> _DATA EXCERPTS_
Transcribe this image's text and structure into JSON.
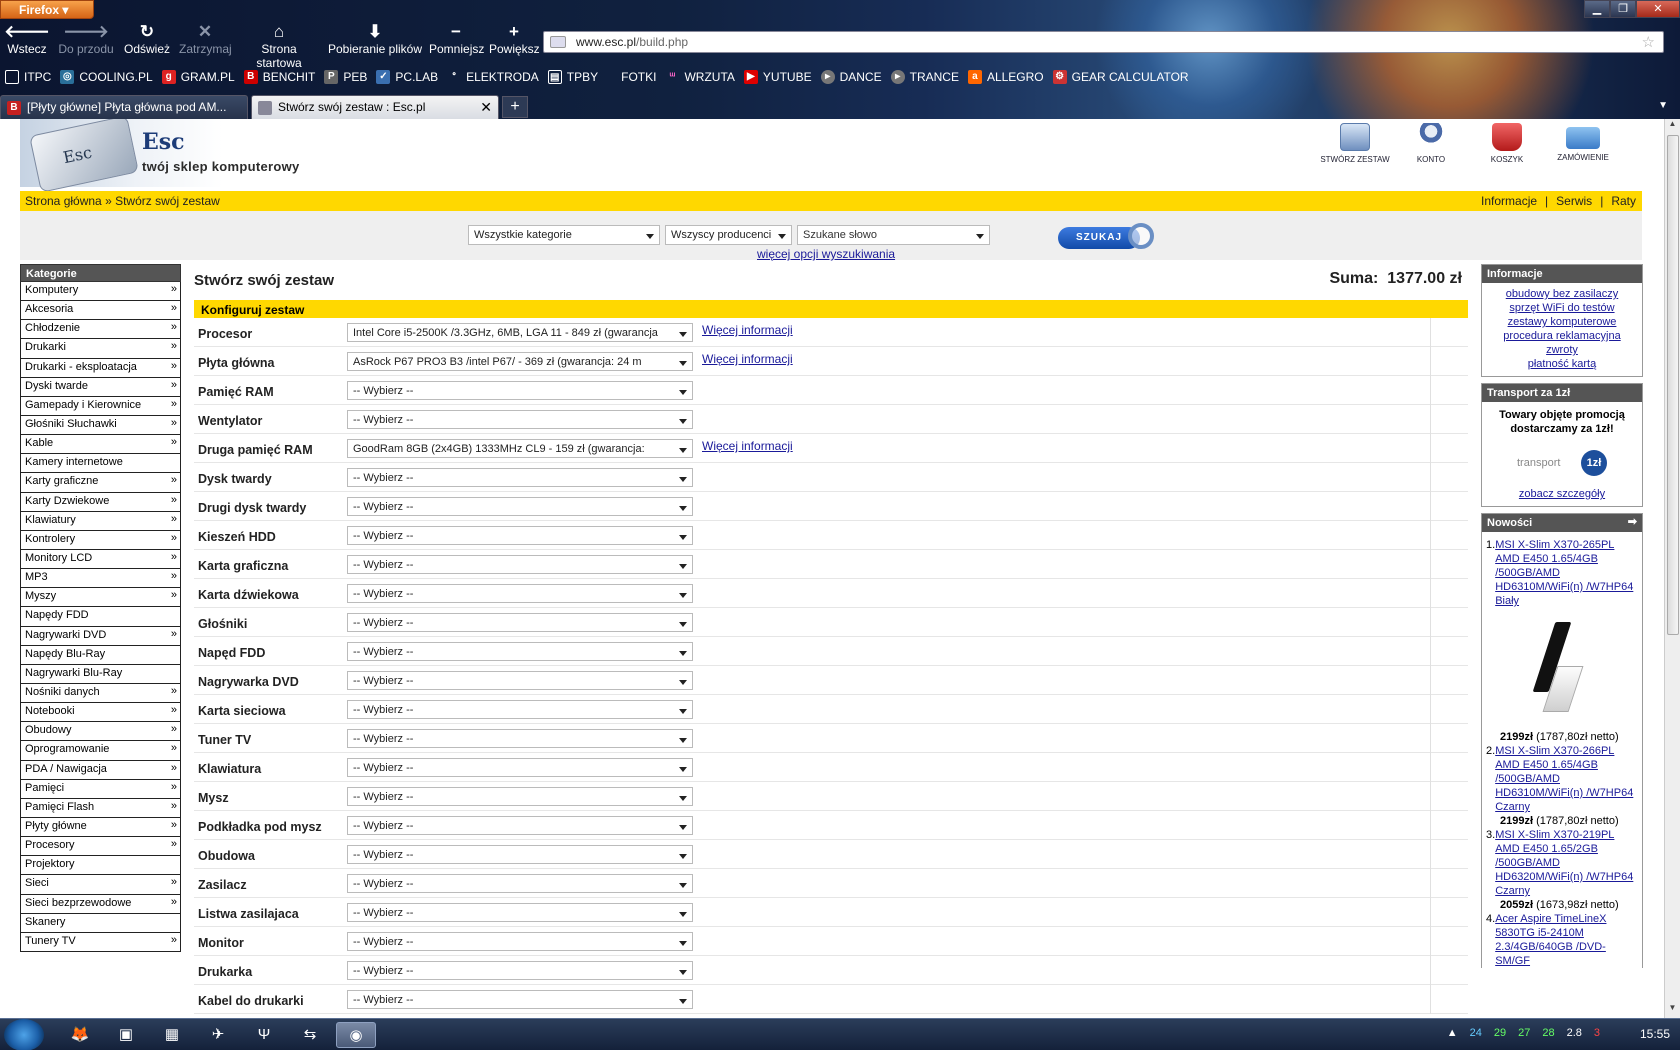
{
  "browser": {
    "app_button": "Firefox",
    "nav": {
      "back": "Wstecz",
      "forward": "Do przodu",
      "reload": "Odśwież",
      "stop": "Zatrzymaj",
      "home": "Strona startowa",
      "downloads": "Pobieranie plików",
      "zoom_out": "Pomniejsz",
      "zoom_in": "Powiększ"
    },
    "url_domain": "www.esc.pl",
    "url_path": "/build.php",
    "bookmarks": [
      "ITPC",
      "COOLING.PL",
      "GRAM.PL",
      "BENCHIT",
      "PEB",
      "PC.LAB",
      "ELEKTRODA",
      "TPBY",
      "FOTKI",
      "WRZUTA",
      "YUTUBE",
      "DANCE",
      "TRANCE",
      "ALLEGRO",
      "GEAR CALCULATOR"
    ],
    "tabs": [
      {
        "title": "[Płyty główne] Płyta główna pod AM..."
      },
      {
        "title": "Stwórz swój zestaw : Esc.pl"
      }
    ]
  },
  "site": {
    "logo_name": "Esc",
    "logo_key": "Esc",
    "tagline": "twój sklep komputerowy",
    "top_icons": [
      "STWÓRZ ZESTAW",
      "KONTO",
      "KOSZYK",
      "ZAMÓWIENIE"
    ],
    "breadcrumb": {
      "home": "Strona główna",
      "separator": "»",
      "current": "Stwórz swój zestaw"
    },
    "top_links": [
      "Informacje",
      "Serwis",
      "Raty"
    ],
    "top_links_sep": "|",
    "search": {
      "category": "Wszystkie kategorie",
      "producer": "Wszyscy producenci",
      "keyword_placeholder": "Szukane słowo",
      "button": "SZUKAJ",
      "more": "więcej opcji wyszukiwania"
    }
  },
  "sidebar": {
    "heading": "Kategorie",
    "items": [
      {
        "label": "Komputery",
        "arrow": "»"
      },
      {
        "label": "Akcesoria",
        "arrow": "»"
      },
      {
        "label": "Chłodzenie",
        "arrow": "»"
      },
      {
        "label": "Drukarki",
        "arrow": "»"
      },
      {
        "label": "Drukarki - eksploatacja",
        "arrow": "»"
      },
      {
        "label": "Dyski twarde",
        "arrow": "»"
      },
      {
        "label": "Gamepady i Kierownice",
        "arrow": "»"
      },
      {
        "label": "Głośniki Słuchawki",
        "arrow": "»"
      },
      {
        "label": "Kable",
        "arrow": "»"
      },
      {
        "label": "Kamery internetowe",
        "arrow": ""
      },
      {
        "label": "Karty graficzne",
        "arrow": "»"
      },
      {
        "label": "Karty Dzwiekowe",
        "arrow": "»"
      },
      {
        "label": "Klawiatury",
        "arrow": "»"
      },
      {
        "label": "Kontrolery",
        "arrow": "»"
      },
      {
        "label": "Monitory LCD",
        "arrow": "»"
      },
      {
        "label": "MP3",
        "arrow": "»"
      },
      {
        "label": "Myszy",
        "arrow": "»"
      },
      {
        "label": "Napędy FDD",
        "arrow": ""
      },
      {
        "label": "Nagrywarki DVD",
        "arrow": "»"
      },
      {
        "label": "Napędy Blu-Ray",
        "arrow": ""
      },
      {
        "label": "Nagrywarki Blu-Ray",
        "arrow": ""
      },
      {
        "label": "Nośniki danych",
        "arrow": "»"
      },
      {
        "label": "Notebooki",
        "arrow": "»"
      },
      {
        "label": "Obudowy",
        "arrow": "»"
      },
      {
        "label": "Oprogramowanie",
        "arrow": "»"
      },
      {
        "label": "PDA / Nawigacja",
        "arrow": "»"
      },
      {
        "label": "Pamięci",
        "arrow": "»"
      },
      {
        "label": "Pamięci Flash",
        "arrow": "»"
      },
      {
        "label": "Płyty główne",
        "arrow": "»"
      },
      {
        "label": "Procesory",
        "arrow": "»"
      },
      {
        "label": "Projektory",
        "arrow": ""
      },
      {
        "label": "Sieci",
        "arrow": "»"
      },
      {
        "label": "Sieci bezprzewodowe",
        "arrow": "»"
      },
      {
        "label": "Skanery",
        "arrow": ""
      },
      {
        "label": "Tunery TV",
        "arrow": "»"
      }
    ]
  },
  "main": {
    "title": "Stwórz swój zestaw",
    "sum_label": "Suma:",
    "sum_value": "1377.00 zł",
    "config_heading": "Konfiguruj zestaw",
    "more_info": "Więcej informacji",
    "rows": [
      {
        "label": "Procesor",
        "value": "Intel Core i5-2500K /3.3GHz, 6MB, LGA 11 - 849 zł (gwarancja",
        "more": true
      },
      {
        "label": "Płyta główna",
        "value": "AsRock P67 PRO3 B3 /intel P67/ - 369 zł (gwarancja: 24 m",
        "more": true
      },
      {
        "label": "Pamięć RAM",
        "value": "-- Wybierz --",
        "more": false
      },
      {
        "label": "Wentylator",
        "value": "-- Wybierz --",
        "more": false
      },
      {
        "label": "Druga pamięć RAM",
        "value": "GoodRam 8GB (2x4GB) 1333MHz CL9 - 159 zł (gwarancja:",
        "more": true
      },
      {
        "label": "Dysk twardy",
        "value": "-- Wybierz --",
        "more": false
      },
      {
        "label": "Drugi dysk twardy",
        "value": "-- Wybierz --",
        "more": false
      },
      {
        "label": "Kieszeń HDD",
        "value": "-- Wybierz --",
        "more": false
      },
      {
        "label": "Karta graficzna",
        "value": "-- Wybierz --",
        "more": false
      },
      {
        "label": "Karta dźwiekowa",
        "value": "-- Wybierz --",
        "more": false
      },
      {
        "label": "Głośniki",
        "value": "-- Wybierz --",
        "more": false
      },
      {
        "label": "Napęd FDD",
        "value": "-- Wybierz --",
        "more": false
      },
      {
        "label": "Nagrywarka DVD",
        "value": "-- Wybierz --",
        "more": false
      },
      {
        "label": "Karta sieciowa",
        "value": "-- Wybierz --",
        "more": false
      },
      {
        "label": "Tuner TV",
        "value": "-- Wybierz --",
        "more": false
      },
      {
        "label": "Klawiatura",
        "value": "-- Wybierz --",
        "more": false
      },
      {
        "label": "Mysz",
        "value": "-- Wybierz --",
        "more": false
      },
      {
        "label": "Podkładka pod mysz",
        "value": "-- Wybierz --",
        "more": false
      },
      {
        "label": "Obudowa",
        "value": "-- Wybierz --",
        "more": false
      },
      {
        "label": "Zasilacz",
        "value": "-- Wybierz --",
        "more": false
      },
      {
        "label": "Listwa zasilajaca",
        "value": "-- Wybierz --",
        "more": false
      },
      {
        "label": "Monitor",
        "value": "-- Wybierz --",
        "more": false
      },
      {
        "label": "Drukarka",
        "value": "-- Wybierz --",
        "more": false
      },
      {
        "label": "Kabel do drukarki",
        "value": "-- Wybierz --",
        "more": false
      }
    ]
  },
  "right": {
    "info": {
      "heading": "Informacje",
      "links": [
        "obudowy bez zasilaczy",
        "sprzęt WiFi do testów",
        "zestawy komputerowe",
        "procedura reklamacyjna",
        "zwroty",
        "płatność kartą"
      ]
    },
    "transport": {
      "heading": "Transport za 1zł",
      "text1": "Towary objęte promocją",
      "text2": "dostarczamy za 1zł!",
      "logo_word": "transport",
      "logo_badge": "1zł",
      "link": "zobacz szczegóły"
    },
    "news": {
      "heading": "Nowości",
      "icon": "➡",
      "items": [
        {
          "num": "1.",
          "title": "MSI X-Slim X370-265PL AMD E450 1.65/4GB /500GB/AMD HD6310M/WiFi(n) /W7HP64 Biały",
          "price": "2199zł",
          "net": "(1787,80zł netto)"
        },
        {
          "num": "2.",
          "title": "MSI X-Slim X370-266PL AMD E450 1.65/4GB /500GB/AMD HD6310M/WiFi(n) /W7HP64 Czarny",
          "price": "2199zł",
          "net": "(1787,80zł netto)"
        },
        {
          "num": "3.",
          "title": "MSI X-Slim X370-219PL AMD E450 1.65/2GB /500GB/AMD HD6320M/WiFi(n) /W7HP64 Czarny",
          "price": "2059zł",
          "net": "(1673,98zł netto)"
        },
        {
          "num": "4.",
          "title": "Acer Aspire TimeLineX 5830TG i5-2410M 2.3/4GB/640GB /DVD-SM/GF",
          "price": "",
          "net": ""
        }
      ]
    }
  },
  "taskbar": {
    "tray": [
      "24",
      "29",
      "27",
      "28",
      "2.8",
      "3"
    ],
    "clock": "15:55"
  }
}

> _REQUIREMENT_
Across the entries, how many lines hold the word "gwarancja"? Say only the number.

> _ANSWER TO THIS EXERCISE_
3